__PROVIDED RECORDS__:
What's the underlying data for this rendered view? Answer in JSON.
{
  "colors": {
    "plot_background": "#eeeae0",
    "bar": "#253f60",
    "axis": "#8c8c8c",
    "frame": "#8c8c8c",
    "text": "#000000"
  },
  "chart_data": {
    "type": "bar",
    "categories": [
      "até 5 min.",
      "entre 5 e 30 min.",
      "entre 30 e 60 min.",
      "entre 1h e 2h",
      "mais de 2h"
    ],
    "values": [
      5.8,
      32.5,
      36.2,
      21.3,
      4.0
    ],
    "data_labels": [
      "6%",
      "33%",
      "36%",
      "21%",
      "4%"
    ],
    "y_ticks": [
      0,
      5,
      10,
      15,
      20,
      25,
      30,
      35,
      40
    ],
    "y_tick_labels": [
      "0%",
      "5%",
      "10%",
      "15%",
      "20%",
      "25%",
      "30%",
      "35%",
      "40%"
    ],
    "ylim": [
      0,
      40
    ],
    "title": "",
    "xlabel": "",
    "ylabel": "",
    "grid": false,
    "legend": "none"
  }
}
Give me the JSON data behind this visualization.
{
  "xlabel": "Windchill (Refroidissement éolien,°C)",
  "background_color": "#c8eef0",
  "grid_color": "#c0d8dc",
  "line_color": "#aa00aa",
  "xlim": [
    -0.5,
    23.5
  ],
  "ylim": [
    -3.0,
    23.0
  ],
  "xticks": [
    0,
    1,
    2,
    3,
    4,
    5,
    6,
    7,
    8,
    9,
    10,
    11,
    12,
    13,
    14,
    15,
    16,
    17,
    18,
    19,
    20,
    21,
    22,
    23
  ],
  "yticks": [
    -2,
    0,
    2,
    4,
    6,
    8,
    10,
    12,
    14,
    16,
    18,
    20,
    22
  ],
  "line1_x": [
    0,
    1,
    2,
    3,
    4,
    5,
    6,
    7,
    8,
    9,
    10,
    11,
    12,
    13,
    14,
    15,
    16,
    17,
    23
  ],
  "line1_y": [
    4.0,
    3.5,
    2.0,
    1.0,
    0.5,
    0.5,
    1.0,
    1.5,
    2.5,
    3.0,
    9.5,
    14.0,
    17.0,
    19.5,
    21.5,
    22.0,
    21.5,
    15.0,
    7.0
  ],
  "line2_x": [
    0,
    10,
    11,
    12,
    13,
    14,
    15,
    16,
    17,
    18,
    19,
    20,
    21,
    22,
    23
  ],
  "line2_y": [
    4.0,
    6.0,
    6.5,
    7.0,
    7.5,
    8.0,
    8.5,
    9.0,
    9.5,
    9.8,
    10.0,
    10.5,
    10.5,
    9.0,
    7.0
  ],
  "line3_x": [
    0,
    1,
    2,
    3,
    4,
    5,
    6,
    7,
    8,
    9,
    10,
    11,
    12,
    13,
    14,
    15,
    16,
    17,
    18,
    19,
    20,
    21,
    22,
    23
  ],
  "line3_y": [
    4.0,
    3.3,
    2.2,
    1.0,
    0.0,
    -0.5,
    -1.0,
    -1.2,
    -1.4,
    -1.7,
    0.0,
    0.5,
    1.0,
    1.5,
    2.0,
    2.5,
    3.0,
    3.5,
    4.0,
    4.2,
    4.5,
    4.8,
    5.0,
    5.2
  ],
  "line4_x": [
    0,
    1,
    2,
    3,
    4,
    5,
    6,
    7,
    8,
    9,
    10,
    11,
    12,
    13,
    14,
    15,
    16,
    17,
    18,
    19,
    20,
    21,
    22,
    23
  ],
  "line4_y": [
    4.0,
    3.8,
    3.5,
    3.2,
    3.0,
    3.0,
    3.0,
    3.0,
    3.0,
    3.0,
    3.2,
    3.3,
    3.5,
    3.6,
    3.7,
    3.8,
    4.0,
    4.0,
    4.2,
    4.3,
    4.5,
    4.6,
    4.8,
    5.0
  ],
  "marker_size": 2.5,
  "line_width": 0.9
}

__STATED EXERCISE__: Set out the complete listing exactly as shown.

__RESULT OF THIS EXERCISE__:
What's the underlying data for this rendered view? Answer in JSON.
{
  "colors": {
    "plot_background": "#eeeae0",
    "bar": "#253f60",
    "axis": "#8c8c8c",
    "frame": "#8c8c8c",
    "text": "#000000"
  },
  "chart_data": {
    "type": "bar",
    "categories": [
      "até 5 min.",
      "entre 5 e 30 min.",
      "entre 30 e 60 min.",
      "entre 1h e 2h",
      "mais de 2h"
    ],
    "values": [
      5.8,
      32.5,
      36.2,
      21.3,
      4.0
    ],
    "data_labels": [
      "6%",
      "33%",
      "36%",
      "21%",
      "4%"
    ],
    "y_ticks": [
      0,
      5,
      10,
      15,
      20,
      25,
      30,
      35,
      40
    ],
    "y_tick_labels": [
      "0%",
      "5%",
      "10%",
      "15%",
      "20%",
      "25%",
      "30%",
      "35%",
      "40%"
    ],
    "ylim": [
      0,
      40
    ],
    "title": "",
    "xlabel": "",
    "ylabel": "",
    "grid": false,
    "legend": "none"
  }
}
Give me the JSON data behind this visualization.
{
  "xlabel": "Windchill (Refroidissement éolien,°C)",
  "background_color": "#c8eef0",
  "grid_color": "#c0d8dc",
  "line_color": "#aa00aa",
  "xlim": [
    -0.5,
    23.5
  ],
  "ylim": [
    -3.0,
    23.0
  ],
  "xticks": [
    0,
    1,
    2,
    3,
    4,
    5,
    6,
    7,
    8,
    9,
    10,
    11,
    12,
    13,
    14,
    15,
    16,
    17,
    18,
    19,
    20,
    21,
    22,
    23
  ],
  "yticks": [
    -2,
    0,
    2,
    4,
    6,
    8,
    10,
    12,
    14,
    16,
    18,
    20,
    22
  ],
  "line1_x": [
    0,
    1,
    2,
    3,
    4,
    5,
    6,
    7,
    8,
    9,
    10,
    11,
    12,
    13,
    14,
    15,
    16,
    17,
    23
  ],
  "line1_y": [
    4.0,
    3.5,
    2.0,
    1.0,
    0.5,
    0.5,
    1.0,
    1.5,
    2.5,
    3.0,
    9.5,
    14.0,
    17.0,
    19.5,
    21.5,
    22.0,
    21.5,
    15.0,
    7.0
  ],
  "line2_x": [
    0,
    10,
    11,
    12,
    13,
    14,
    15,
    16,
    17,
    18,
    19,
    20,
    21,
    22,
    23
  ],
  "line2_y": [
    4.0,
    6.0,
    6.5,
    7.0,
    7.5,
    8.0,
    8.5,
    9.0,
    9.5,
    9.8,
    10.0,
    10.5,
    10.5,
    9.0,
    7.0
  ],
  "line3_x": [
    0,
    1,
    2,
    3,
    4,
    5,
    6,
    7,
    8,
    9,
    10,
    11,
    12,
    13,
    14,
    15,
    16,
    17,
    18,
    19,
    20,
    21,
    22,
    23
  ],
  "line3_y": [
    4.0,
    3.3,
    2.2,
    1.0,
    0.0,
    -0.5,
    -1.0,
    -1.2,
    -1.4,
    -1.7,
    0.0,
    0.5,
    1.0,
    1.5,
    2.0,
    2.5,
    3.0,
    3.5,
    4.0,
    4.2,
    4.5,
    4.8,
    5.0,
    5.2
  ],
  "line4_x": [
    0,
    1,
    2,
    3,
    4,
    5,
    6,
    7,
    8,
    9,
    10,
    11,
    12,
    13,
    14,
    15,
    16,
    17,
    18,
    19,
    20,
    21,
    22,
    23
  ],
  "line4_y": [
    4.0,
    3.8,
    3.5,
    3.2,
    3.0,
    3.0,
    3.0,
    3.0,
    3.0,
    3.0,
    3.2,
    3.3,
    3.5,
    3.6,
    3.7,
    3.8,
    4.0,
    4.0,
    4.2,
    4.3,
    4.5,
    4.6,
    4.8,
    5.0
  ],
  "marker_size": 2.5,
  "line_width": 0.9
}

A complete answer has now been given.